Keep only those lines of the records that include the string "целях".

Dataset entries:
================================
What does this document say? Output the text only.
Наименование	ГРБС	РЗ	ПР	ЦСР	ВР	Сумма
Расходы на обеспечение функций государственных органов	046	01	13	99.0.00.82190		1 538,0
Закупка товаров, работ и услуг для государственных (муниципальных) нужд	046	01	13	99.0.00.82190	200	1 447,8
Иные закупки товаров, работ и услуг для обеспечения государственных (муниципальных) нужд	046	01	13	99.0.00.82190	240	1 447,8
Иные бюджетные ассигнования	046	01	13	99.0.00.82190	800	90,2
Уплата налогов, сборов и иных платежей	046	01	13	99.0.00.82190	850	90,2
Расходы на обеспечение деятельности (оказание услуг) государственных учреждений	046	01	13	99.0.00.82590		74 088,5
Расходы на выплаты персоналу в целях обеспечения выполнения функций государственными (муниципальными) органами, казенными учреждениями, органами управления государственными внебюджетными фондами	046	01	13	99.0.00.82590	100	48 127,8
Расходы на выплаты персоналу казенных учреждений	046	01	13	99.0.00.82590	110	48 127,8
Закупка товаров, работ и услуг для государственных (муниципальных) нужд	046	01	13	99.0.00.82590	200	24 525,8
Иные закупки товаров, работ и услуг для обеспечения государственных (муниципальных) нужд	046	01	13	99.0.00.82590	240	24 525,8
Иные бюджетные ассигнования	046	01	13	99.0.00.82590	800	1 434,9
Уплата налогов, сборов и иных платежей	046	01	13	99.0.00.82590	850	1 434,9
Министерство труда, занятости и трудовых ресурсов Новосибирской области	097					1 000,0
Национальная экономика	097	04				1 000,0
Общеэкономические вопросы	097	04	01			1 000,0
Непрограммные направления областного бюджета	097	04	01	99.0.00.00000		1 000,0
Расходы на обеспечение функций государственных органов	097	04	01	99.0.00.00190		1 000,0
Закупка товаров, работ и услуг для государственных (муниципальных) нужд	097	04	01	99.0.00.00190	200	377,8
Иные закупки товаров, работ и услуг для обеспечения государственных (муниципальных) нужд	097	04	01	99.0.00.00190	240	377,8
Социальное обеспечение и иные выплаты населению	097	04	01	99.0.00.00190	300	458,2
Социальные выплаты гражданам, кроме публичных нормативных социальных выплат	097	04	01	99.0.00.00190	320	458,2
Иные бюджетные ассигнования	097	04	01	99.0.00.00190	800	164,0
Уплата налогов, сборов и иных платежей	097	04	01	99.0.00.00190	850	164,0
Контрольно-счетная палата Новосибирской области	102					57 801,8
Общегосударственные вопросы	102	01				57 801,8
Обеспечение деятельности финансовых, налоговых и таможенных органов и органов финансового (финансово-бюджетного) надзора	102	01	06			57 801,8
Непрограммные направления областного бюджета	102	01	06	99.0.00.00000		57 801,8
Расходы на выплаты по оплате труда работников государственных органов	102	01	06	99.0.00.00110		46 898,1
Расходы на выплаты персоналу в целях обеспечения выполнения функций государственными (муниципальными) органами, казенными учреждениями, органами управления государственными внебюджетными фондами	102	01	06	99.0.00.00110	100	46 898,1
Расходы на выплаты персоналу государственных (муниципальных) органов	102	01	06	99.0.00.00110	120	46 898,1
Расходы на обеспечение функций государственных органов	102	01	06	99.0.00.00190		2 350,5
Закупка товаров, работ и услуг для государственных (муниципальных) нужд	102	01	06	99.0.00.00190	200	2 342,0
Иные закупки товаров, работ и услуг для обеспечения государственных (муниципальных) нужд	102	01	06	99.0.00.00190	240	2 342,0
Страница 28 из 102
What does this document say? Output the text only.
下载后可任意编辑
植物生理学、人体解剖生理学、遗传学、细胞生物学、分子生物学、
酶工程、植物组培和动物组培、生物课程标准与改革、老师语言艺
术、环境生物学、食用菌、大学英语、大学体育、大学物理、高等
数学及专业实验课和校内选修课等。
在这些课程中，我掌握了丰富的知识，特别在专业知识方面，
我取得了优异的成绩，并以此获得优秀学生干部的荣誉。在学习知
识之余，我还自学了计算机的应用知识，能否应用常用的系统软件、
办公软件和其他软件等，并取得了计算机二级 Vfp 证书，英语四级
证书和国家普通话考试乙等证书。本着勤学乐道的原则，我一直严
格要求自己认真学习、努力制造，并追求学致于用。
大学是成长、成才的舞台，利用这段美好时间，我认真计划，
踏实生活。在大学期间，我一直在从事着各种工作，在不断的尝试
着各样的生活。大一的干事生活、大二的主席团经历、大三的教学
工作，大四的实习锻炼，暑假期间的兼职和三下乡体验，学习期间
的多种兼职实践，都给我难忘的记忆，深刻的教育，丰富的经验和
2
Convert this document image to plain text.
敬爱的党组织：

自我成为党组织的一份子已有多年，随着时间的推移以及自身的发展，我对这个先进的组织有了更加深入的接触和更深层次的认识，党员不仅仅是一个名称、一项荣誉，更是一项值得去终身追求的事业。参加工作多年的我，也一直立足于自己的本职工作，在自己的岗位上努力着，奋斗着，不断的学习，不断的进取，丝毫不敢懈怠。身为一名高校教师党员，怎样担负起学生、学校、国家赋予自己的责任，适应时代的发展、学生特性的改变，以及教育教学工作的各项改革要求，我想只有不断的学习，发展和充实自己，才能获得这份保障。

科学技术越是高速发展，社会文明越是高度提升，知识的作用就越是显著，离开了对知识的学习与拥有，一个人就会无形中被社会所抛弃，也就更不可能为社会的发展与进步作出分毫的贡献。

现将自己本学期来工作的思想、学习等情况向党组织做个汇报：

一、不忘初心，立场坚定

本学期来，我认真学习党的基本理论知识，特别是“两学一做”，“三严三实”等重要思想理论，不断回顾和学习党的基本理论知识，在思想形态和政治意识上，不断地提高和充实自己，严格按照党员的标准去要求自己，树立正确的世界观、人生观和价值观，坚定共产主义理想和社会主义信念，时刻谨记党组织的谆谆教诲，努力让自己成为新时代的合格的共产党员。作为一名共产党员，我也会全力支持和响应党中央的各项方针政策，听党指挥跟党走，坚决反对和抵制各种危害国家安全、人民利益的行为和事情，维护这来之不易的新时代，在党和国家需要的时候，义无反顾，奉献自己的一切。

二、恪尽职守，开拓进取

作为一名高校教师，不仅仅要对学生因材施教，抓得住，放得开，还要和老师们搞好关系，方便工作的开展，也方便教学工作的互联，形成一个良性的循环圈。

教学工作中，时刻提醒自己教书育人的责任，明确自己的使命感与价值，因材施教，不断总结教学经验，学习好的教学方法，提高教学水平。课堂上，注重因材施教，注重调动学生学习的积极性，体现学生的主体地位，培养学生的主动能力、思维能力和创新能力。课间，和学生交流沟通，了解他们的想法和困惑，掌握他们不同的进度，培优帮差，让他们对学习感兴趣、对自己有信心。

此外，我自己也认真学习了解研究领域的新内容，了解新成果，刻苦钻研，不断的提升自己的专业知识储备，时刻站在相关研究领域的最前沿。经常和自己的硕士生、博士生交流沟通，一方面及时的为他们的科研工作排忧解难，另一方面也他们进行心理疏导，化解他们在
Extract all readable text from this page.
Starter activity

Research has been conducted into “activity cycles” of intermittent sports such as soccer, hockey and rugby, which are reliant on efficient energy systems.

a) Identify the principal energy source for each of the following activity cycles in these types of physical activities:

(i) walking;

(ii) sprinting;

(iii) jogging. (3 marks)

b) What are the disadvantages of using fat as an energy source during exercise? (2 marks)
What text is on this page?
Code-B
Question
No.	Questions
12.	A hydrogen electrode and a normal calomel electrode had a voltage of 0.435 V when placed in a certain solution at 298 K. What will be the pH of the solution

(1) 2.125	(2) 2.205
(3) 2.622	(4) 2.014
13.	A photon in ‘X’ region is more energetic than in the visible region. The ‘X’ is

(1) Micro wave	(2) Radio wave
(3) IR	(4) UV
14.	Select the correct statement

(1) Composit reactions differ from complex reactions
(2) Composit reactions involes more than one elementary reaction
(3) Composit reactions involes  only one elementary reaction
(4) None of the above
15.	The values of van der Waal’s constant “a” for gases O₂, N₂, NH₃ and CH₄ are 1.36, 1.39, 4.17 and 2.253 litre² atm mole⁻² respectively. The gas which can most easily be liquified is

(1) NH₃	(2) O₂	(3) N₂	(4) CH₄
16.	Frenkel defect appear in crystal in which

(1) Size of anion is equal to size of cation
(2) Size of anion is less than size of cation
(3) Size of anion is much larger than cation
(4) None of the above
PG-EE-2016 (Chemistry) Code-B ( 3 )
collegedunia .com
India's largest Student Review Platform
================================
In response:
Расходы на выплаты персоналу в целях обеспечения выполнения функций государственными (муниципальными) органами, казенными учреждениями, органами управления государственными внебюджетными фондами	046	01	13	99.0.00.82590	100	48 127,8
Расходы на выплаты персоналу в целях обеспечения выполнения функций государственными (муниципальными) органами, казенными учреждениями, органами управления государственными внебюджетными фондами	102	01	06	99.0.00.00110	100	46 898,1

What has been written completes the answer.